WORK INSTRUCTIONS ▸
State the number of lines in these records that include the word "JSON", and add nothing to it.

— START —

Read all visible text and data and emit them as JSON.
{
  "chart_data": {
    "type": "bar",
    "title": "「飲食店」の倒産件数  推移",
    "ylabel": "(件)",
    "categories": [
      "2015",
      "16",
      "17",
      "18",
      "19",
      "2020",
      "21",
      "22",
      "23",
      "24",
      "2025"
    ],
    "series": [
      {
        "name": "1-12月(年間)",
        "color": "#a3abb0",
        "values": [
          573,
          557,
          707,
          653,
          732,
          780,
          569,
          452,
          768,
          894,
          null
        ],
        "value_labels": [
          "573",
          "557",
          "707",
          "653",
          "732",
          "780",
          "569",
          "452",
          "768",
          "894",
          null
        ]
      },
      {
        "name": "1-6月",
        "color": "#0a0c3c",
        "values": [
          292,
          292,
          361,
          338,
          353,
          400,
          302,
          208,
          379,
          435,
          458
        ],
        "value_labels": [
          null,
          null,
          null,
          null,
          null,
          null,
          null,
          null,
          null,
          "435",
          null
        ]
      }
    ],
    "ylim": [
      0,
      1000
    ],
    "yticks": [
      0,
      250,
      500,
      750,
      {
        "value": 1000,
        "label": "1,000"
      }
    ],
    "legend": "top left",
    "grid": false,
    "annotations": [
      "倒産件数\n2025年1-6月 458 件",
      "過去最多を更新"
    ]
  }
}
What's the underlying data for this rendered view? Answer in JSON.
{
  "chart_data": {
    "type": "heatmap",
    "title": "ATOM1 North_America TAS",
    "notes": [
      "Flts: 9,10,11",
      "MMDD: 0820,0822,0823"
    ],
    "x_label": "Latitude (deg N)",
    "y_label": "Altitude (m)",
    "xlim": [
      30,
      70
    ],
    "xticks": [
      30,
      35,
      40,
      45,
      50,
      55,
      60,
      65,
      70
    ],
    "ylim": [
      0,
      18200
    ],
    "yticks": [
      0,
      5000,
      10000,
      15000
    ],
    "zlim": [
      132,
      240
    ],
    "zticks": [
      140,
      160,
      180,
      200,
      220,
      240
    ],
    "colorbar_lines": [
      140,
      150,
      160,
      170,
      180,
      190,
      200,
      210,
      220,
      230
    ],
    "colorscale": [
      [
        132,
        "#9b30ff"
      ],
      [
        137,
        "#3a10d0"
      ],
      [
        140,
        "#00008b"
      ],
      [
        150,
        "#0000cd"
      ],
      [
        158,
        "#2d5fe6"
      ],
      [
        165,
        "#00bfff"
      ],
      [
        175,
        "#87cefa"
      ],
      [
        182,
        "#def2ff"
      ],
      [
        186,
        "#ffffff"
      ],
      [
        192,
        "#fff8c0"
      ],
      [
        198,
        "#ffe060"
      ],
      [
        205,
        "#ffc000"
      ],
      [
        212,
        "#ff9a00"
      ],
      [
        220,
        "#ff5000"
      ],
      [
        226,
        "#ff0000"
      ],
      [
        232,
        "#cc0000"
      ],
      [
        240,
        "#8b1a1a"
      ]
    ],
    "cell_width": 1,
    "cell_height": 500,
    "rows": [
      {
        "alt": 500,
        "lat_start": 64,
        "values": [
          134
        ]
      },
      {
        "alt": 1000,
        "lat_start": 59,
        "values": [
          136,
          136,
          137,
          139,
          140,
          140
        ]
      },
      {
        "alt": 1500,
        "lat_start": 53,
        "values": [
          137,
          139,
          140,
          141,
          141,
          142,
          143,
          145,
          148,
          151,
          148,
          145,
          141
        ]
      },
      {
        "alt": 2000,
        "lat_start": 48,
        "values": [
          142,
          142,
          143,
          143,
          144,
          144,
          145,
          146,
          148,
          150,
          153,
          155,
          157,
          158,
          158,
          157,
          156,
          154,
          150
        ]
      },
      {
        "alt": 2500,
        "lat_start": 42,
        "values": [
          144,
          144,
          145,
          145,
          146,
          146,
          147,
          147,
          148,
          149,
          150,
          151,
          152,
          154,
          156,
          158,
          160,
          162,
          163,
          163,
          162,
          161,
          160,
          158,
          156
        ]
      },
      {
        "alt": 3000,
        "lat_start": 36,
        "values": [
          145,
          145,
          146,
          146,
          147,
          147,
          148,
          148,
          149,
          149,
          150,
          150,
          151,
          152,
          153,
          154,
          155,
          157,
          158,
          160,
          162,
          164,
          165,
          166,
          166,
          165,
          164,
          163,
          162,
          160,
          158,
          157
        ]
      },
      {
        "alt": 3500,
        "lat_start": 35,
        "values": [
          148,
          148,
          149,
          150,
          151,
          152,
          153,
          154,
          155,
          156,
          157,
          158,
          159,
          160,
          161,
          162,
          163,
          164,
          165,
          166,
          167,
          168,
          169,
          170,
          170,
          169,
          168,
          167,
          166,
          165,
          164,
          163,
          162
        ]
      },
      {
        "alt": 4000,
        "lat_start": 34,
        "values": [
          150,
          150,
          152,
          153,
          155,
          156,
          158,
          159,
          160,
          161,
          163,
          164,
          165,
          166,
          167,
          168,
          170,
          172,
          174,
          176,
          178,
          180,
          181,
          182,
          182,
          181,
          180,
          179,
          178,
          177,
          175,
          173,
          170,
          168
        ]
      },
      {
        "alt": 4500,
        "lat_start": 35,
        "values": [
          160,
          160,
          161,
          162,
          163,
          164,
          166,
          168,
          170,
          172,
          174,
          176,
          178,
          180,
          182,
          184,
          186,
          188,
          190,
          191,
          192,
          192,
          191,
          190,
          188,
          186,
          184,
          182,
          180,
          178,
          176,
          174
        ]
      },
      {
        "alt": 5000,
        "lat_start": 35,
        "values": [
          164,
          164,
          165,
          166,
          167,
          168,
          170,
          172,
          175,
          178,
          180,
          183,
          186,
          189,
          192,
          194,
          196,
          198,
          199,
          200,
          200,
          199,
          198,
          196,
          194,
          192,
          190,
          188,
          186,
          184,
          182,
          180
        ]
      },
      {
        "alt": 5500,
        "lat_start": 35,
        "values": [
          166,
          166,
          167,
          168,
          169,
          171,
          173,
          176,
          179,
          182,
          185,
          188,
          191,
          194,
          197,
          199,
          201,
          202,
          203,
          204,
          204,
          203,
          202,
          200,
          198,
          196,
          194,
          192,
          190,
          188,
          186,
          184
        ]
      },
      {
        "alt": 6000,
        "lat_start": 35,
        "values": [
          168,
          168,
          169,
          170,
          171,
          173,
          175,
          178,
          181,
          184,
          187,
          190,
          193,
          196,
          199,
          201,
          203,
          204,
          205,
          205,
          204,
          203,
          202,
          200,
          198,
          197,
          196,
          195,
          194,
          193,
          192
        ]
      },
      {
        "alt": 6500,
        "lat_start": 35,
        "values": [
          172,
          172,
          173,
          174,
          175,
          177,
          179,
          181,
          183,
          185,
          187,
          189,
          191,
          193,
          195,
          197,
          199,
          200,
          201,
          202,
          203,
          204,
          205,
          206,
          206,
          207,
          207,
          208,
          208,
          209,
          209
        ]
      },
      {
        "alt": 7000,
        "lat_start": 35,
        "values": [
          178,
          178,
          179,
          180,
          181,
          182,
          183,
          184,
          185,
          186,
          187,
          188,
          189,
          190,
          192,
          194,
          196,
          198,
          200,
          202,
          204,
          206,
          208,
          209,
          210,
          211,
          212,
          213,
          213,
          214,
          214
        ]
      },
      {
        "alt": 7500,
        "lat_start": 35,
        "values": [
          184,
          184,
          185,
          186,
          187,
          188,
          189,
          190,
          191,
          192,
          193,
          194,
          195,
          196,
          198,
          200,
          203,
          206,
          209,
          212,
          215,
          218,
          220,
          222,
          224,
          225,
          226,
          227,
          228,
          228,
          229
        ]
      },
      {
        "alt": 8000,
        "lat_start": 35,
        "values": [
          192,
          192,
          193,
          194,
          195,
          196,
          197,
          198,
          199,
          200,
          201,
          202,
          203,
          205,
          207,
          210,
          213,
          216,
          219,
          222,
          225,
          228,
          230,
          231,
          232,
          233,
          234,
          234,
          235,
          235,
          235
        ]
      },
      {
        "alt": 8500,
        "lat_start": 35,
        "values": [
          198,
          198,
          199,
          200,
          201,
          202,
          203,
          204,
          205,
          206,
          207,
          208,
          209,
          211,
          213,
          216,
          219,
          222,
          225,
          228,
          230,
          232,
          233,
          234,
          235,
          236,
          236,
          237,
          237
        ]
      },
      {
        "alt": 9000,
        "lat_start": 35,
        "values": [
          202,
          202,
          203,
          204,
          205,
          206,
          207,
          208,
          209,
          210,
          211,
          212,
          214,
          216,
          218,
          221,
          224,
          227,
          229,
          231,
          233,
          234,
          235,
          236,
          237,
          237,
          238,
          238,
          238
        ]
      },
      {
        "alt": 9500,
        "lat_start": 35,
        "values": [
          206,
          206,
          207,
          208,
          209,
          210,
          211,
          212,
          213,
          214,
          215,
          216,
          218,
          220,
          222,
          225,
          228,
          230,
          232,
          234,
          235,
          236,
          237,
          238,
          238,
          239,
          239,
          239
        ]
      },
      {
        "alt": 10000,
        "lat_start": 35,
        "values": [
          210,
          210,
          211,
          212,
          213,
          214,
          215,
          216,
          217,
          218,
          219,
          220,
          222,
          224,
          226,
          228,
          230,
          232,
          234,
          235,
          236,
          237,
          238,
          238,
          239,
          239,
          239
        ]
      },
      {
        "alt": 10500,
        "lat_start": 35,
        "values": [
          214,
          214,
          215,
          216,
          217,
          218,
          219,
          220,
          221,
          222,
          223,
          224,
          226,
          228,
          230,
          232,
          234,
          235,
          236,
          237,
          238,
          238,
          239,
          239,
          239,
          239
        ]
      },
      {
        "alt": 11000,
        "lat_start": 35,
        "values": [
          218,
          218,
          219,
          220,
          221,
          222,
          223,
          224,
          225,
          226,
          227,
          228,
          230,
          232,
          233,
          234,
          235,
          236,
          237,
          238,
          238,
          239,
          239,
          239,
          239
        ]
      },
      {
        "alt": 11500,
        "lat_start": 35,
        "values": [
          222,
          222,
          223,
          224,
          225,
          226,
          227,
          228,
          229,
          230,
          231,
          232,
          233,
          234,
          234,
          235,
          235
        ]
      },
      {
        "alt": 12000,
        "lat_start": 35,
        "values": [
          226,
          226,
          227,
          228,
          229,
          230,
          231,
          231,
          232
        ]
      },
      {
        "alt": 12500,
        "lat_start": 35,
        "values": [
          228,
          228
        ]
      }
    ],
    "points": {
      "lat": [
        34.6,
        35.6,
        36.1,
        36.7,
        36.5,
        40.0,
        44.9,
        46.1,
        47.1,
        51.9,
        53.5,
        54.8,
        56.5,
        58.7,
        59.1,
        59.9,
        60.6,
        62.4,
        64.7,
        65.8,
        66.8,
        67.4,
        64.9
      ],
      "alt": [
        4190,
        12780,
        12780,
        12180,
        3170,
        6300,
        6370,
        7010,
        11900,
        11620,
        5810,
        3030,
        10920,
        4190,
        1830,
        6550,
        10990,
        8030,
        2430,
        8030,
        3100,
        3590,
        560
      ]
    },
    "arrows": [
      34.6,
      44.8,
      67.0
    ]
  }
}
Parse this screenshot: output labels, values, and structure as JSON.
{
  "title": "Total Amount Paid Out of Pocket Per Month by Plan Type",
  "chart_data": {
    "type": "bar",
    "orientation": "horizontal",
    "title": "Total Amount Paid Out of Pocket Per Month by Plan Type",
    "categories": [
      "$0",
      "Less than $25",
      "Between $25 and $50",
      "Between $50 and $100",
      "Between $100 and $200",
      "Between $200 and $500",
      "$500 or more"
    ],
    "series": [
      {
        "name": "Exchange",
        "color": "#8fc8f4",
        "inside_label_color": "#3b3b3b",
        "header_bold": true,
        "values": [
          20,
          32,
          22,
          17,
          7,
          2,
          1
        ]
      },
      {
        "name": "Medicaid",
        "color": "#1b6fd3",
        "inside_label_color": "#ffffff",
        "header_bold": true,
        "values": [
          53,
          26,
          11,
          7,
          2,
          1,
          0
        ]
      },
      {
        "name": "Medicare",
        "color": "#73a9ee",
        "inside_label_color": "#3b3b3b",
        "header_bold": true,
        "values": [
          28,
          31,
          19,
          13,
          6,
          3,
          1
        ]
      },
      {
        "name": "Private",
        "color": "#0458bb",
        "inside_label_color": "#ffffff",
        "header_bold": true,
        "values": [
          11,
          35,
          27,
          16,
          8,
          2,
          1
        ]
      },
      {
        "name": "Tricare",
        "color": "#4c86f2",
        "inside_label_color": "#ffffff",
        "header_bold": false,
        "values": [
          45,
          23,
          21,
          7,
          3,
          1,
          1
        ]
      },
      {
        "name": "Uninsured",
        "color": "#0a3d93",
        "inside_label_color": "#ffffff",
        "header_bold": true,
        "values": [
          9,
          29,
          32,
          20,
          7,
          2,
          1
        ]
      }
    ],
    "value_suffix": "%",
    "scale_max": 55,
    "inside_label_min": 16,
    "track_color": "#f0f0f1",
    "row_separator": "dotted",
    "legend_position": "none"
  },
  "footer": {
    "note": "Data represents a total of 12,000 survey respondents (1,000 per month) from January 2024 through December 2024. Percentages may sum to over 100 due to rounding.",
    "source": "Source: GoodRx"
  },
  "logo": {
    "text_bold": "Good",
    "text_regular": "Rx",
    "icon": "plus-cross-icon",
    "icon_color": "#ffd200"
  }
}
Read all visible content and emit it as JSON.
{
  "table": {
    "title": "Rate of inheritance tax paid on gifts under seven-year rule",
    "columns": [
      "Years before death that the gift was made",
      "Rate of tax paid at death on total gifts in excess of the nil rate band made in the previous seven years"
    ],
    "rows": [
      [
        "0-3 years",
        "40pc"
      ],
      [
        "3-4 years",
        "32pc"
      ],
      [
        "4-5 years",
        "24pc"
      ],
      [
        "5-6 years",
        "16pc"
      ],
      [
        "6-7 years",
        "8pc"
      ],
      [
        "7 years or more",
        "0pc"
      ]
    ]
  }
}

— END —

SOLUTION TO THIS PROBLEM ▸
4